## EXERCISE DESCRIPTION
In the listing, locate the line containing "Give me a plain-text", then quote it and all following lines exactly. Omit pictures.

++++ STORED DATA ++++

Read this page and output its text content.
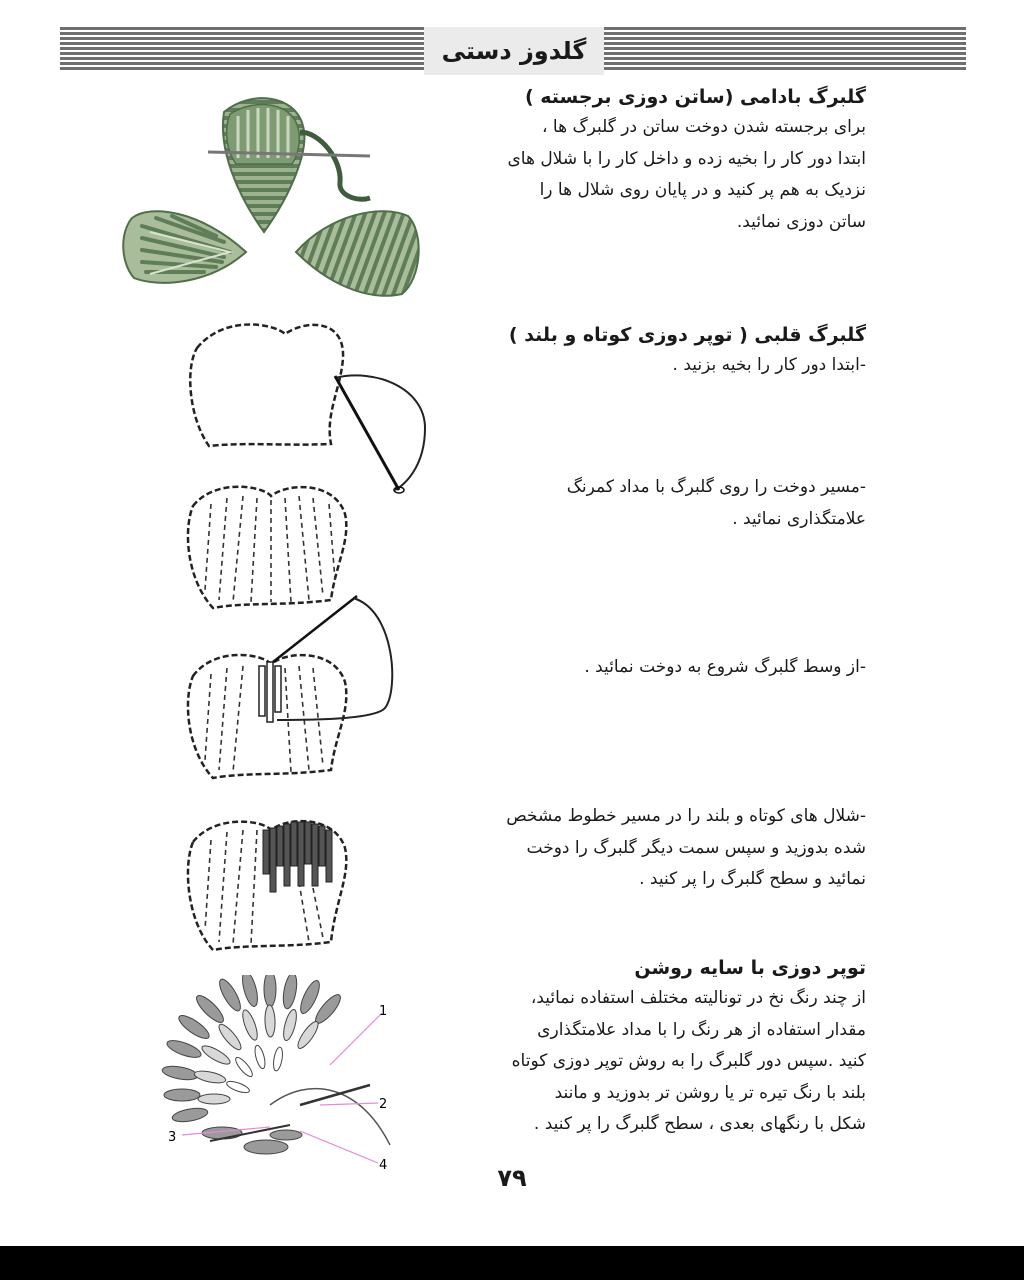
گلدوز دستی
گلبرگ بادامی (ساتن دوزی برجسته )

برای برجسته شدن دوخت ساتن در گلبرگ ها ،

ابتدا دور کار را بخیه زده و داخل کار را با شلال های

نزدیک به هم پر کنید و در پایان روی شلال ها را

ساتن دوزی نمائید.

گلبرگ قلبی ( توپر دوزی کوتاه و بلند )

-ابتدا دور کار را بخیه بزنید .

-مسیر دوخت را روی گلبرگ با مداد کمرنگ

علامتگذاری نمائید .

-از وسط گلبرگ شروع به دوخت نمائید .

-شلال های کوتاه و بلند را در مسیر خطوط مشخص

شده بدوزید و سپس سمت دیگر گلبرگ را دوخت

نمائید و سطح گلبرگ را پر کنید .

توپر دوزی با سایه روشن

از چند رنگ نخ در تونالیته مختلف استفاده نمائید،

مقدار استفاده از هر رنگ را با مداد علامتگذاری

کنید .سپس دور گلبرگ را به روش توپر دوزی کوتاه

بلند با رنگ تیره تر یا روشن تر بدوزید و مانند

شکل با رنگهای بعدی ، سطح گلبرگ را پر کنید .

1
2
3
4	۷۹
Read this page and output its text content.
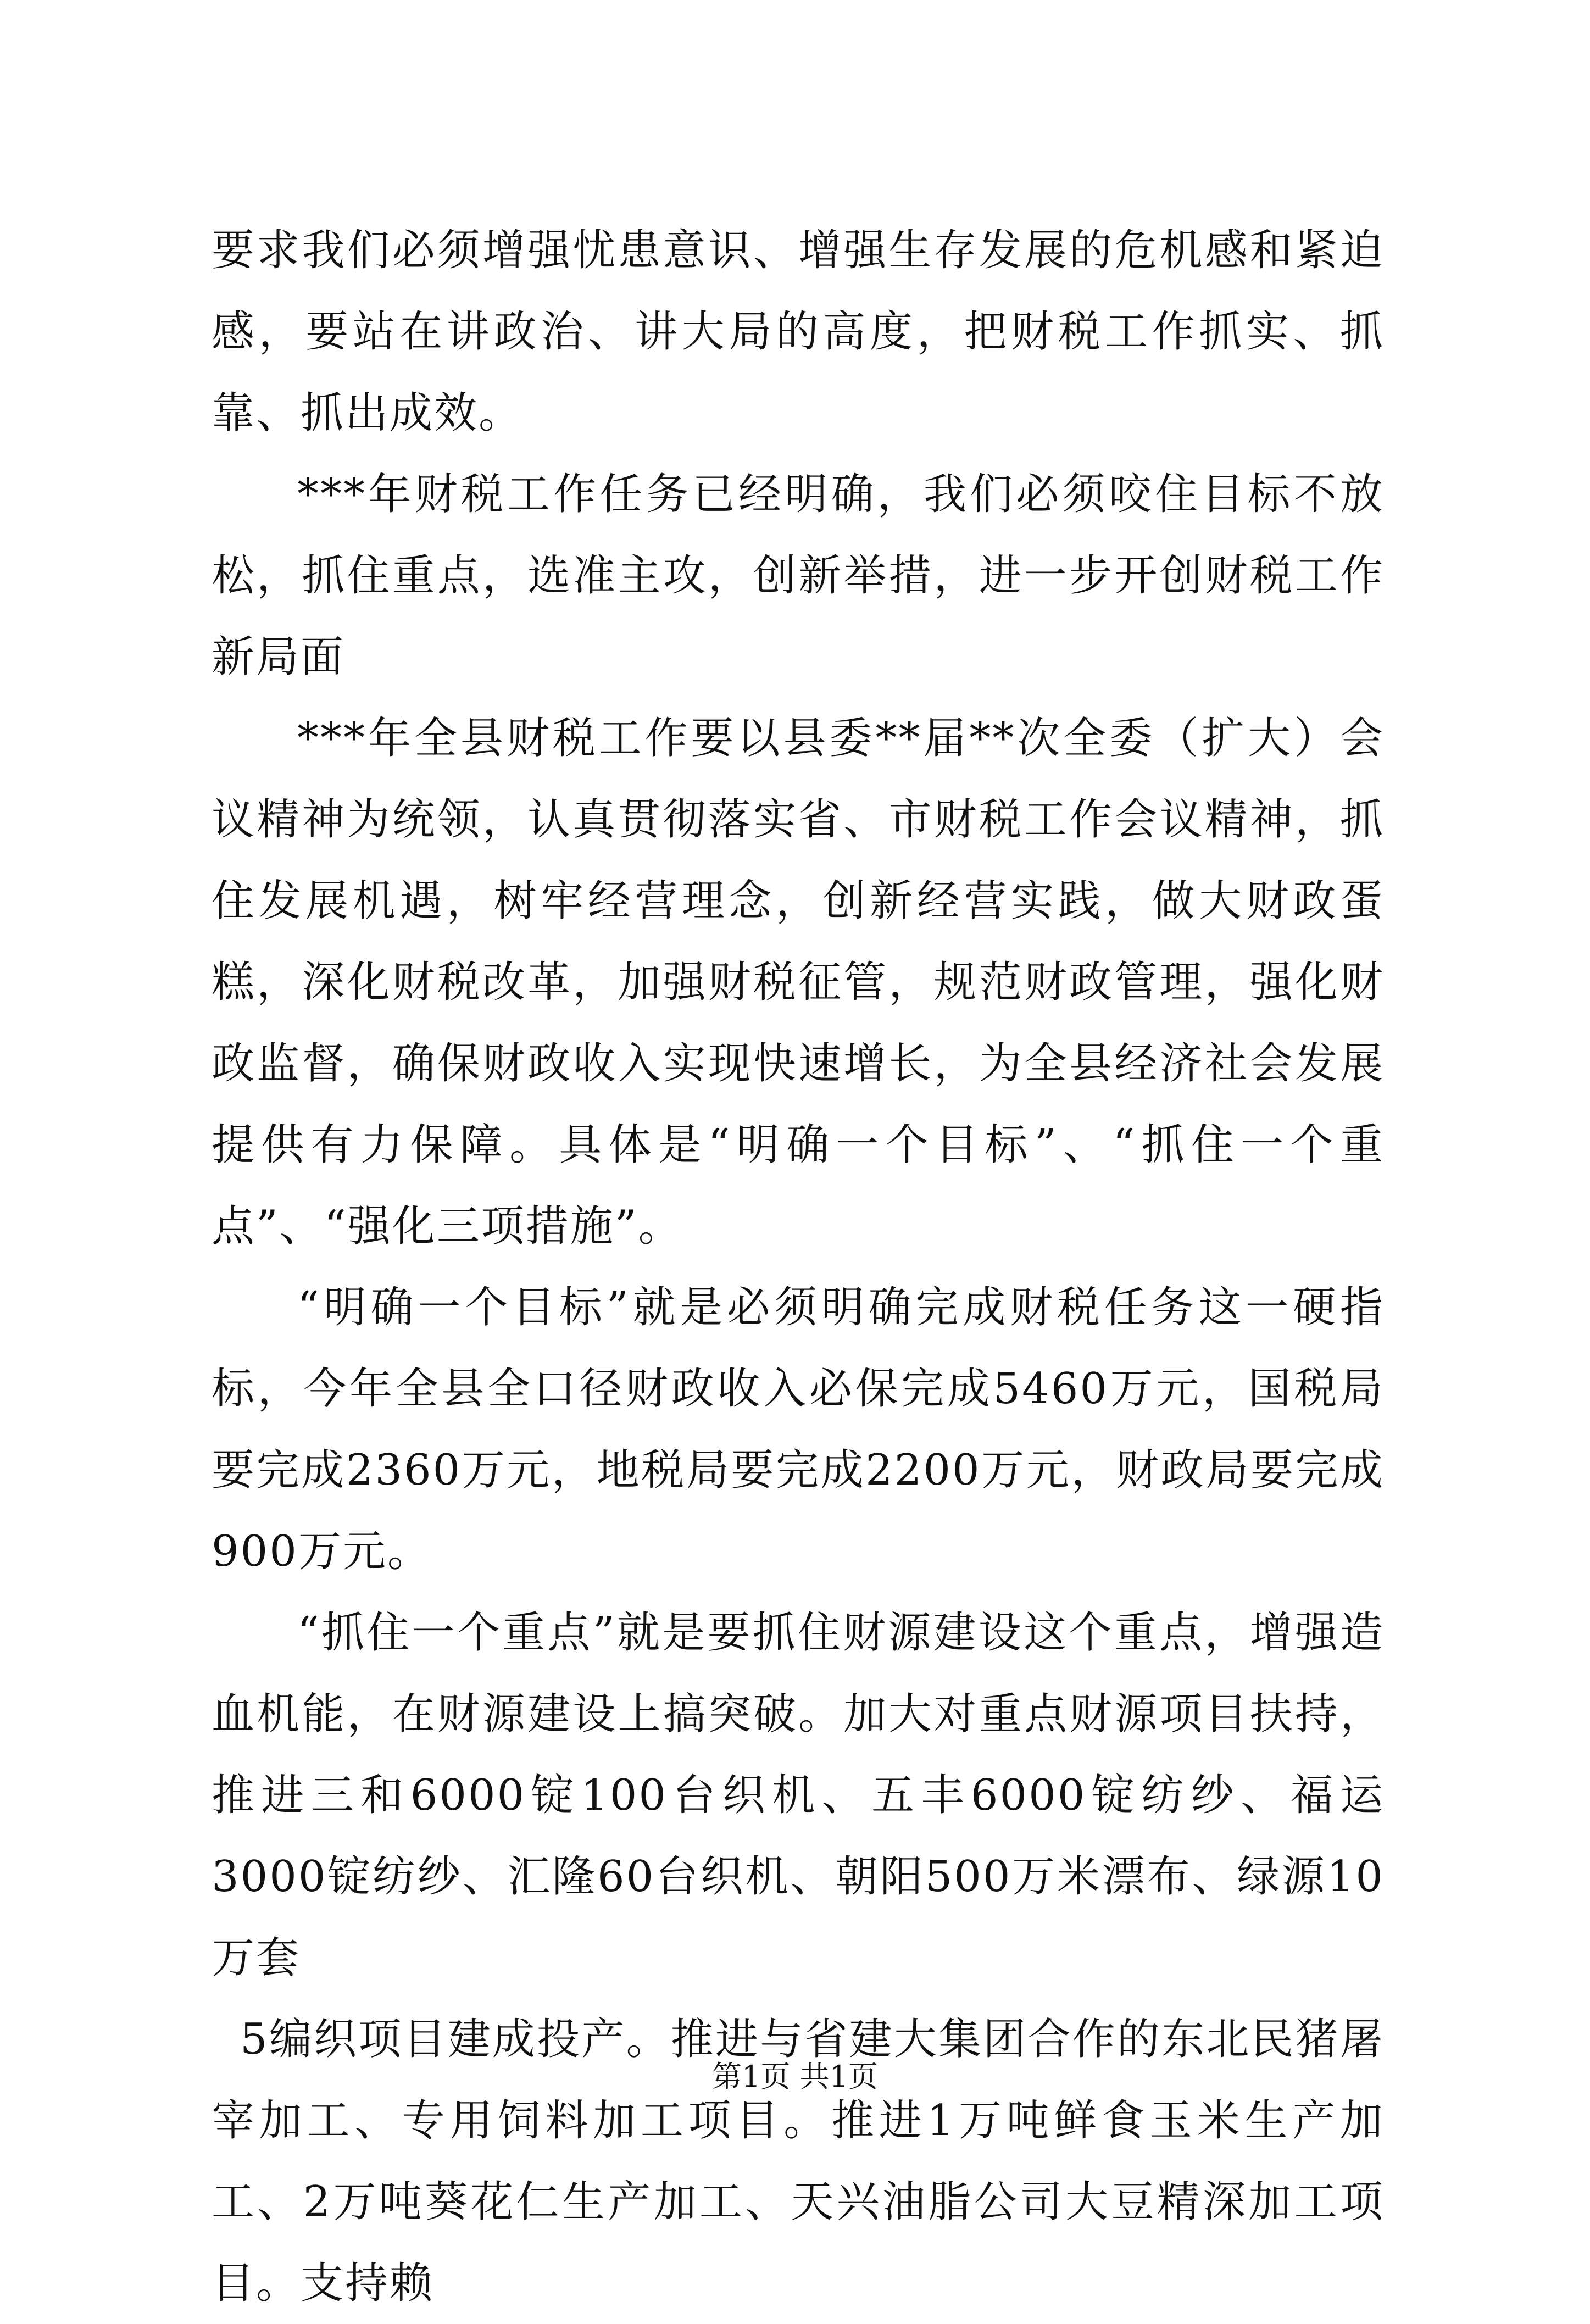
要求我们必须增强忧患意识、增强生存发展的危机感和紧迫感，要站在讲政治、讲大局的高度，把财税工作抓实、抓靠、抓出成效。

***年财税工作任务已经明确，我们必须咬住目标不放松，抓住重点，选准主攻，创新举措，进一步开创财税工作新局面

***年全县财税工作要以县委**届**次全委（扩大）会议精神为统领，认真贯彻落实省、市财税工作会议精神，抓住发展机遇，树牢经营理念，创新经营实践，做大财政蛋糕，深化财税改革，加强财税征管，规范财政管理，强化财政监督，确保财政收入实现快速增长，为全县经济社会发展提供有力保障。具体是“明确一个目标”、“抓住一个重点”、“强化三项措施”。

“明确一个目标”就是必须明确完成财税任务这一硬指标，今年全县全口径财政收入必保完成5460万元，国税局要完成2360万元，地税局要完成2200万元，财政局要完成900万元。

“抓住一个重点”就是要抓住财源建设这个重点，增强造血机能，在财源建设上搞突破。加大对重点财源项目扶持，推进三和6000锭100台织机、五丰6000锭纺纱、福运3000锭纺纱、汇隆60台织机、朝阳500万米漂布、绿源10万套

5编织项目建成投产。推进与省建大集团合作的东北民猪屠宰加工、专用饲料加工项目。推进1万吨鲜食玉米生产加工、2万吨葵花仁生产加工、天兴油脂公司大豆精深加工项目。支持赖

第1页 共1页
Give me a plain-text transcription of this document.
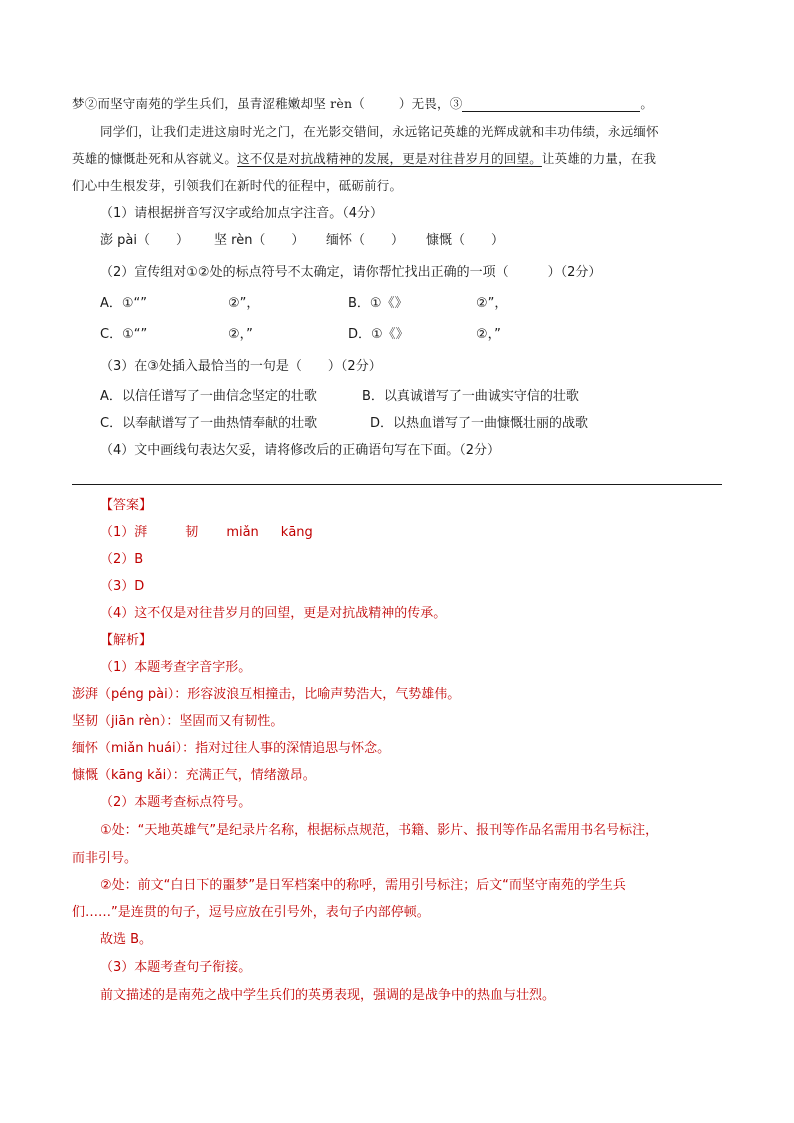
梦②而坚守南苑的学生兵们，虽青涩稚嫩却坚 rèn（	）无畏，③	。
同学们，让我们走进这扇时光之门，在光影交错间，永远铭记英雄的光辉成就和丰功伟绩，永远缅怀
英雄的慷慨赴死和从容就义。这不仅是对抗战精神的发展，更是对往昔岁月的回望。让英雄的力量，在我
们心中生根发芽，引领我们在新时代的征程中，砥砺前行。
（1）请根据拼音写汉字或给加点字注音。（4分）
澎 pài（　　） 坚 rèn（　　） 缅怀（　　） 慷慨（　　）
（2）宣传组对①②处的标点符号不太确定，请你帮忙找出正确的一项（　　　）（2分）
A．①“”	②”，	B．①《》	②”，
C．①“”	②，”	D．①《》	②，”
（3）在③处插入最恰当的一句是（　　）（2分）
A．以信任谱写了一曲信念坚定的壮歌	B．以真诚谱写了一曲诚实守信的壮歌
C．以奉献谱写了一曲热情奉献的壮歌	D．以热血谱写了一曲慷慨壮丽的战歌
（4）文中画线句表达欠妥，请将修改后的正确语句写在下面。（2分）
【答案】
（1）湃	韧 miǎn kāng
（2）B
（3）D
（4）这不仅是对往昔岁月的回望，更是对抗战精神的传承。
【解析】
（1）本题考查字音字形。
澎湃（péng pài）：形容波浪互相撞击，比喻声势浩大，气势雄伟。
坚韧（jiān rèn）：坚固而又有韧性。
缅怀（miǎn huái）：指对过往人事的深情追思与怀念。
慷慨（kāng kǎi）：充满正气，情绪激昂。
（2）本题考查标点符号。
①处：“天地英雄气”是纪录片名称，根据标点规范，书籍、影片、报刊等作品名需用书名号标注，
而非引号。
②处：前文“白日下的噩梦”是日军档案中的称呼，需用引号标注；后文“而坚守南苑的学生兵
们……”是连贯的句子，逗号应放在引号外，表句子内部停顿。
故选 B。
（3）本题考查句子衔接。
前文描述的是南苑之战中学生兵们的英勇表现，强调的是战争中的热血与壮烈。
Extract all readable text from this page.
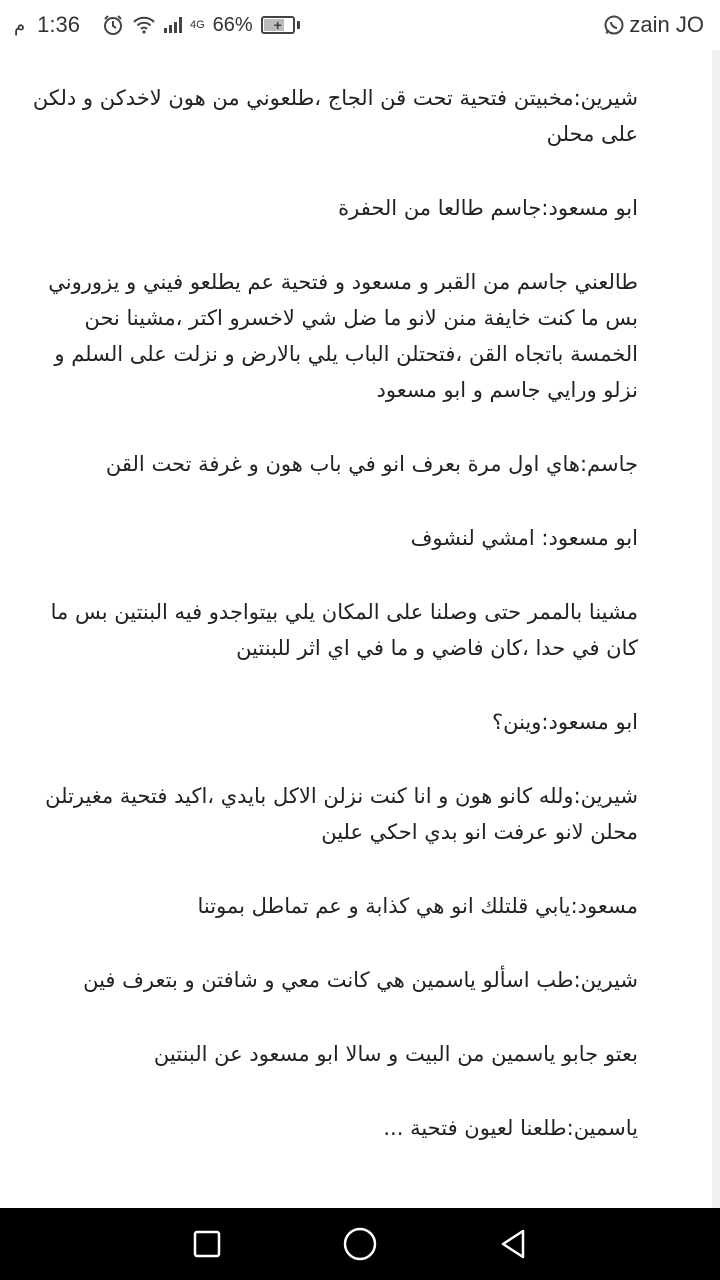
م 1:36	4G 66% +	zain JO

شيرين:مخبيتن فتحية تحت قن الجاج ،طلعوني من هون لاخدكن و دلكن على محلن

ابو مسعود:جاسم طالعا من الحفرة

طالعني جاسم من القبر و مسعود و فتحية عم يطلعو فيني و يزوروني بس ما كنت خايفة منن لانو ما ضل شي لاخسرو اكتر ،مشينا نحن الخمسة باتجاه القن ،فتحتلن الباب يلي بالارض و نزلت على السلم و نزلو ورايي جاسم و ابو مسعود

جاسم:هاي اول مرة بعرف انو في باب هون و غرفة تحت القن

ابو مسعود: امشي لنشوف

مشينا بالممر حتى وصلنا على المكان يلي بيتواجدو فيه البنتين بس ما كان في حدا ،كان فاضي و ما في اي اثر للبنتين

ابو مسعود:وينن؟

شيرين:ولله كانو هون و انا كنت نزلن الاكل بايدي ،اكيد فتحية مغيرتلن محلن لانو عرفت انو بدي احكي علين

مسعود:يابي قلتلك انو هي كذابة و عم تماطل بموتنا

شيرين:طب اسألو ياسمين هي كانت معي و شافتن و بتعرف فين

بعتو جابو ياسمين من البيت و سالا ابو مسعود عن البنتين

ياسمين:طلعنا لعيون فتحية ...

++++

## EXPECTED ANSWER
Give me a plain-text transcription of this document.
梦②而坚守南苑的学生兵们，虽青涩稚嫩却坚 rèn（	）无畏，③	。
同学们，让我们走进这扇时光之门，在光影交错间，永远铭记英雄的光辉成就和丰功伟绩，永远缅怀
英雄的慷慨赴死和从容就义。这不仅是对抗战精神的发展，更是对往昔岁月的回望。让英雄的力量，在我
们心中生根发芽，引领我们在新时代的征程中，砥砺前行。
（1）请根据拼音写汉字或给加点字注音。（4分）
澎 pài（　　） 坚 rèn（　　） 缅怀（　　） 慷慨（　　）
（2）宣传组对①②处的标点符号不太确定，请你帮忙找出正确的一项（　　　）（2分）
A．①“”	②”，	B．①《》	②”，
C．①“”	②，”	D．①《》	②，”
（3）在③处插入最恰当的一句是（　　）（2分）
A．以信任谱写了一曲信念坚定的壮歌	B．以真诚谱写了一曲诚实守信的壮歌
C．以奉献谱写了一曲热情奉献的壮歌	D．以热血谱写了一曲慷慨壮丽的战歌
（4）文中画线句表达欠妥，请将修改后的正确语句写在下面。（2分）
【答案】
（1）湃	韧 miǎn kāng
（2）B
（3）D
（4）这不仅是对往昔岁月的回望，更是对抗战精神的传承。
【解析】
（1）本题考查字音字形。
澎湃（péng pài）：形容波浪互相撞击，比喻声势浩大，气势雄伟。
坚韧（jiān rèn）：坚固而又有韧性。
缅怀（miǎn huái）：指对过往人事的深情追思与怀念。
慷慨（kāng kǎi）：充满正气，情绪激昂。
（2）本题考查标点符号。
①处：“天地英雄气”是纪录片名称，根据标点规范，书籍、影片、报刊等作品名需用书名号标注，
而非引号。
②处：前文“白日下的噩梦”是日军档案中的称呼，需用引号标注；后文“而坚守南苑的学生兵
们……”是连贯的句子，逗号应放在引号外，表句子内部停顿。
故选 B。
（3）本题考查句子衔接。
前文描述的是南苑之战中学生兵们的英勇表现，强调的是战争中的热血与壮烈。
Extract all readable text from this page.
م 1:36	4G 66% +	zain JO

شيرين:مخبيتن فتحية تحت قن الجاج ،طلعوني من هون لاخدكن و دلكن على محلن

ابو مسعود:جاسم طالعا من الحفرة

طالعني جاسم من القبر و مسعود و فتحية عم يطلعو فيني و يزوروني بس ما كنت خايفة منن لانو ما ضل شي لاخسرو اكتر ،مشينا نحن الخمسة باتجاه القن ،فتحتلن الباب يلي بالارض و نزلت على السلم و نزلو ورايي جاسم و ابو مسعود

جاسم:هاي اول مرة بعرف انو في باب هون و غرفة تحت القن

ابو مسعود: امشي لنشوف

مشينا بالممر حتى وصلنا على المكان يلي بيتواجدو فيه البنتين بس ما كان في حدا ،كان فاضي و ما في اي اثر للبنتين

ابو مسعود:وينن؟

شيرين:ولله كانو هون و انا كنت نزلن الاكل بايدي ،اكيد فتحية مغيرتلن محلن لانو عرفت انو بدي احكي علين

مسعود:يابي قلتلك انو هي كذابة و عم تماطل بموتنا

شيرين:طب اسألو ياسمين هي كانت معي و شافتن و بتعرف فين

بعتو جابو ياسمين من البيت و سالا ابو مسعود عن البنتين

ياسمين:طلعنا لعيون فتحية ...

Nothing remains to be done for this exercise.